# start of INPUT RECORDS
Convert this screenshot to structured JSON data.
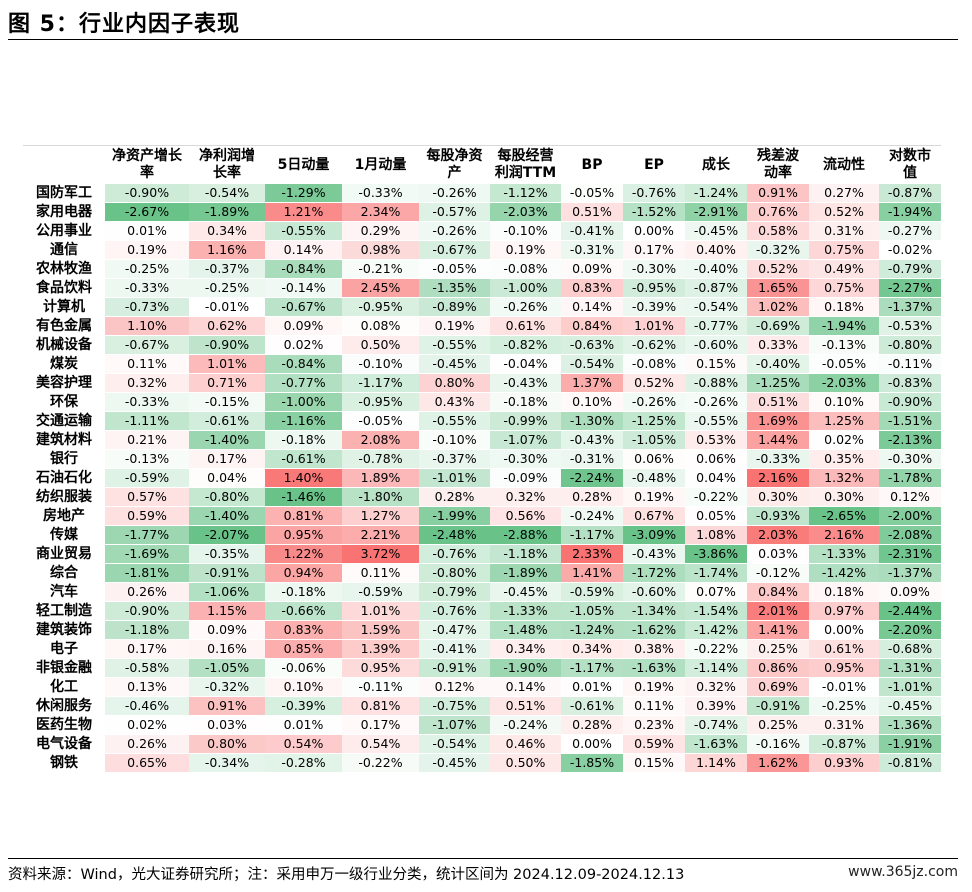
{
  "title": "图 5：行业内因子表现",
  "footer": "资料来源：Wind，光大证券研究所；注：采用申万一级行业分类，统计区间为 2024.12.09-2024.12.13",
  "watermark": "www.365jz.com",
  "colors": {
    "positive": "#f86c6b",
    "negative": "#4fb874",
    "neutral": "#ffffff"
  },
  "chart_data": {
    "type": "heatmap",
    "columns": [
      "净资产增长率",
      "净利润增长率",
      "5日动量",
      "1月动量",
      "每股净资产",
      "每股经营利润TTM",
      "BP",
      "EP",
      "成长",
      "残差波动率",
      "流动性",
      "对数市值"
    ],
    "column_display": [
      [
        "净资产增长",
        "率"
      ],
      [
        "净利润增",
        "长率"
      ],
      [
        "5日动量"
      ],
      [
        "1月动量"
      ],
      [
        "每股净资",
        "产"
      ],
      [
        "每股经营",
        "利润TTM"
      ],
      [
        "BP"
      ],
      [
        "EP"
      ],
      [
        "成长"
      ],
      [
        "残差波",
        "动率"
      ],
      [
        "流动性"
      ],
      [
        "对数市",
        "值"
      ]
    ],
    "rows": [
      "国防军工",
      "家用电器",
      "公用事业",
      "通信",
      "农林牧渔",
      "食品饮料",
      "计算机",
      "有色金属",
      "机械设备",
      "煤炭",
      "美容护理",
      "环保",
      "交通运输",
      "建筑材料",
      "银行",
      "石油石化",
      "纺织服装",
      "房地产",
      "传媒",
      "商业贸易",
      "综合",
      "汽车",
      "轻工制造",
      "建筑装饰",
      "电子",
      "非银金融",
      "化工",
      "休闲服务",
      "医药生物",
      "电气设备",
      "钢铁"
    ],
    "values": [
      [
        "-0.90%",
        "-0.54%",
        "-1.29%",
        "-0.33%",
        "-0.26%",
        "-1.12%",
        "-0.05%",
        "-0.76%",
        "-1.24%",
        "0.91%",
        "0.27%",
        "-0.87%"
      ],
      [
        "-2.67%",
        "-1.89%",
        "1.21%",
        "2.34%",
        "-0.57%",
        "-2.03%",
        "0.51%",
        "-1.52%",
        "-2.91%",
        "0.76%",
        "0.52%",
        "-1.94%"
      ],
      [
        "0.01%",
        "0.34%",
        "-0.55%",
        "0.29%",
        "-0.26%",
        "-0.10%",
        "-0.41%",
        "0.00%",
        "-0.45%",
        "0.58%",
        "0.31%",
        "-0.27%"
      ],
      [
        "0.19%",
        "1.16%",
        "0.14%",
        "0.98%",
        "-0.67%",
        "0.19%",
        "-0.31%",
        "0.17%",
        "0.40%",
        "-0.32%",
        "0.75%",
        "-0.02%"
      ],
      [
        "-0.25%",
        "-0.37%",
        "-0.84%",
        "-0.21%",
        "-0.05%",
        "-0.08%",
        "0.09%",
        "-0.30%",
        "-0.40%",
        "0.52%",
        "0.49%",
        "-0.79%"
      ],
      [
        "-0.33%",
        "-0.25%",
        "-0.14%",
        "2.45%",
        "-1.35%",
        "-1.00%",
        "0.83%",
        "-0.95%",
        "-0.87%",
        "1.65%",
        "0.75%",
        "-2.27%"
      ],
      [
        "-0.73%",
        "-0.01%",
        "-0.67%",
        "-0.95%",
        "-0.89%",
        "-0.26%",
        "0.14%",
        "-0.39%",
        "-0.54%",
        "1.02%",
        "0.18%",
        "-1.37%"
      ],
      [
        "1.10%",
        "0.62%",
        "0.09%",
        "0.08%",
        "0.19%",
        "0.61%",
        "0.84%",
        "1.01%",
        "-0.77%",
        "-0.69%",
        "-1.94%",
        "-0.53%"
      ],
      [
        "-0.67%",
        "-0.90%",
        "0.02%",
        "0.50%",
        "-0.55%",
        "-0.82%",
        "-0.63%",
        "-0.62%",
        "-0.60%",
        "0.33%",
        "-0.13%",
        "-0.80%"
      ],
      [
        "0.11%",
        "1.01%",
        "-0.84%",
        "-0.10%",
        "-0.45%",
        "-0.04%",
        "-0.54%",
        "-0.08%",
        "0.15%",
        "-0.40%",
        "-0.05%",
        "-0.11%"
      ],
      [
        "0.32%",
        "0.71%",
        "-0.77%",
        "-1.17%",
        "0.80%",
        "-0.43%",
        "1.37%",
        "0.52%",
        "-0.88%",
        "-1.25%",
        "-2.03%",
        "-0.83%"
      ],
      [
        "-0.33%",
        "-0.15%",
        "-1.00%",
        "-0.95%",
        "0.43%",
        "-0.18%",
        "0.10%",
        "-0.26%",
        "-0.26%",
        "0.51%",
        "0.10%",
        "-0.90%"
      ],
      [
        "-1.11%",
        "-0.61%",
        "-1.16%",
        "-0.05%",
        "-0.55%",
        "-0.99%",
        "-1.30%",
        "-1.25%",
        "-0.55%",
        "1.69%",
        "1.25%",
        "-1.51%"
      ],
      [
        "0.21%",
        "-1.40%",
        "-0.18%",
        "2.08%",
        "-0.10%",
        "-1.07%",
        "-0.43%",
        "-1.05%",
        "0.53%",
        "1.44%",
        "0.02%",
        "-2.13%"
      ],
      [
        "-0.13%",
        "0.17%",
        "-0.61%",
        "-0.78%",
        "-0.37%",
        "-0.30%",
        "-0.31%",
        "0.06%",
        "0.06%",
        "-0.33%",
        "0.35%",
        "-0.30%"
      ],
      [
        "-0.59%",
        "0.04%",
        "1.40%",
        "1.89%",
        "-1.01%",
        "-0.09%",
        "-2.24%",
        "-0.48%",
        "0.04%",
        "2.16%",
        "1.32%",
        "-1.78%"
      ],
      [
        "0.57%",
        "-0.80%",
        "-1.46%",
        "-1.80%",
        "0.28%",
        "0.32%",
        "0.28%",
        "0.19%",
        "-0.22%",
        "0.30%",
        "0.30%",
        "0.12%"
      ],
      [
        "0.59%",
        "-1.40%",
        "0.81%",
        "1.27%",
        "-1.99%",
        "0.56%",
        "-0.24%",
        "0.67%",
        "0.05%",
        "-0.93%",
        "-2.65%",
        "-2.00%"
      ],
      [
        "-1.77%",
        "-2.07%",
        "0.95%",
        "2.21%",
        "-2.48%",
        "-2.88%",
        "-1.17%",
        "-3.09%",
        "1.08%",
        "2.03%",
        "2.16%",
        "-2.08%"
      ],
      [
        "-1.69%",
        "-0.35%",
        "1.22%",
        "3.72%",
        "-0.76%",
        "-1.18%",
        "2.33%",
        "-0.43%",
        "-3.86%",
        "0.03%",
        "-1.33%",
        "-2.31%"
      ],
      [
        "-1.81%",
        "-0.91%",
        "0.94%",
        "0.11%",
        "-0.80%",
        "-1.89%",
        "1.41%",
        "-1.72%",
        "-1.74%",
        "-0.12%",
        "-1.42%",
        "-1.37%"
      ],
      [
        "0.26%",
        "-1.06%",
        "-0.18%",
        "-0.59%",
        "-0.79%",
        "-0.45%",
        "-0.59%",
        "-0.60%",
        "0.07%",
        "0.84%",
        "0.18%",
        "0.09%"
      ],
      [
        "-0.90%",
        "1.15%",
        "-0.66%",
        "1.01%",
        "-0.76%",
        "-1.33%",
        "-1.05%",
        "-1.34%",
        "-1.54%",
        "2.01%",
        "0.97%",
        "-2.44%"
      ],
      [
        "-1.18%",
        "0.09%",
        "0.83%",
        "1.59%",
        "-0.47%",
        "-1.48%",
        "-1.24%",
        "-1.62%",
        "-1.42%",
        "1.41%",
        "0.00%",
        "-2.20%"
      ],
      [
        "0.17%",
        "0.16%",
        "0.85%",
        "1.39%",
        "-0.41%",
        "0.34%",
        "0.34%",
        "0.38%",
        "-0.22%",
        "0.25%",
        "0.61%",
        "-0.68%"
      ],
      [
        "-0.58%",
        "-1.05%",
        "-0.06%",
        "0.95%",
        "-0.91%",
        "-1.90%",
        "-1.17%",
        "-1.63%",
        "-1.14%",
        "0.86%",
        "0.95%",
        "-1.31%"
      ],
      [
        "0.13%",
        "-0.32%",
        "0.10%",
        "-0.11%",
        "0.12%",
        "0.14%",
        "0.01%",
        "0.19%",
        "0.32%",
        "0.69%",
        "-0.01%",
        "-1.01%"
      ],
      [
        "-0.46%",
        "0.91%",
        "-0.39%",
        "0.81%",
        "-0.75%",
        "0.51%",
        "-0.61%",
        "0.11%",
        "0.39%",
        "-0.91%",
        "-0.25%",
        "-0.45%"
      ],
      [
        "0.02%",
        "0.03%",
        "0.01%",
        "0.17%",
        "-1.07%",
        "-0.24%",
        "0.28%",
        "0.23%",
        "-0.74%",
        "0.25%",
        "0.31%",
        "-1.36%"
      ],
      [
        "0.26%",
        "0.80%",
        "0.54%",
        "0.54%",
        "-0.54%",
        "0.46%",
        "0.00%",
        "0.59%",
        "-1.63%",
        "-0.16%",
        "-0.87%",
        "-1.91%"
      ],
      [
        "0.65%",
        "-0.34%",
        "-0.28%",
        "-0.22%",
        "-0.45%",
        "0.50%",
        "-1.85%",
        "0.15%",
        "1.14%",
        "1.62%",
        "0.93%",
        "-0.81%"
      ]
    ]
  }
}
# end of INPUT RECORDS
# start of INPUT RECORDS
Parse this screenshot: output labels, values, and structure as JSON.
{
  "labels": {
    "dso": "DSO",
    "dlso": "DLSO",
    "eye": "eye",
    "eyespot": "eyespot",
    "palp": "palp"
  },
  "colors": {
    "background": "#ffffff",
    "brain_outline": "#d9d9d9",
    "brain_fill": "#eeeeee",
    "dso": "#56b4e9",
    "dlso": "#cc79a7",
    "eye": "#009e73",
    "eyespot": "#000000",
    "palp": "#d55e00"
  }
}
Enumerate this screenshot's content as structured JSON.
# end of INPUT RECORDS
AIM. Your task is to extract exactly the lines starting at the line with "Parse this screenshot: output" and ending at the line with "Enumerate this screenshot's", including both ends, and no other lines.

SOLUTION FOR THIS TASK.
Parse this screenshot: output labels, values, and structure as JSON.
{
  "labels": {
    "dso": "DSO",
    "dlso": "DLSO",
    "eye": "eye",
    "eyespot": "eyespot",
    "palp": "palp"
  },
  "colors": {
    "background": "#ffffff",
    "brain_outline": "#d9d9d9",
    "brain_fill": "#eeeeee",
    "dso": "#56b4e9",
    "dlso": "#cc79a7",
    "eye": "#009e73",
    "eyespot": "#000000",
    "palp": "#d55e00"
  }
}
Enumerate this screenshot's content as structured JSON.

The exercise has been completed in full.